**TASK DESCRIPTION:**
Which lines contain the word "людини"? Return each of them as written.
##########
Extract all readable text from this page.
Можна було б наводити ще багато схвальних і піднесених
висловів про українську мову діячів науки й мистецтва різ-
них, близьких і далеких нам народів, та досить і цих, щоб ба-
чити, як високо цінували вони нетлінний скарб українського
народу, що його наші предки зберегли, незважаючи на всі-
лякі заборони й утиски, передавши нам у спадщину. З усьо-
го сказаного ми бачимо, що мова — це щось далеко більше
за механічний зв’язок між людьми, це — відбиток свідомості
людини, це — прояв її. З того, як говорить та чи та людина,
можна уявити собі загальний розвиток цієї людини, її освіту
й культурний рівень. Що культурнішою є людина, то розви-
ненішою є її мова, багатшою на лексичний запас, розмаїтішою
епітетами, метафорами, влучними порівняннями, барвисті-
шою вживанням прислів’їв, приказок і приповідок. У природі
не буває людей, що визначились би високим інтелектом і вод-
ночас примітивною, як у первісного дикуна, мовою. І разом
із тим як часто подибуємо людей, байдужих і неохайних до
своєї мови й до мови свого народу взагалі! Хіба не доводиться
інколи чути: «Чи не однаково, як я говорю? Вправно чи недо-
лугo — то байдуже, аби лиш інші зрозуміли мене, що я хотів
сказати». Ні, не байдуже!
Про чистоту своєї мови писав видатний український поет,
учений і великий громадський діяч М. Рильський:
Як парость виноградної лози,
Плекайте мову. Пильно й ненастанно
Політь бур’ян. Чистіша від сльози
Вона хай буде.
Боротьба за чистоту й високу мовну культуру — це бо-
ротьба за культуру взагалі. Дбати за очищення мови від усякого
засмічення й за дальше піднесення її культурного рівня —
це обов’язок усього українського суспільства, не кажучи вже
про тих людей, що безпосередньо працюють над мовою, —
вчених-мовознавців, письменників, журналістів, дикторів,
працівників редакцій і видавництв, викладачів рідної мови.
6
##########
**THE ANSWER:**
людини, це — прояв її. З того, як говорить та чи та людина,
можна уявити собі загальний розвиток цієї людини, її освіту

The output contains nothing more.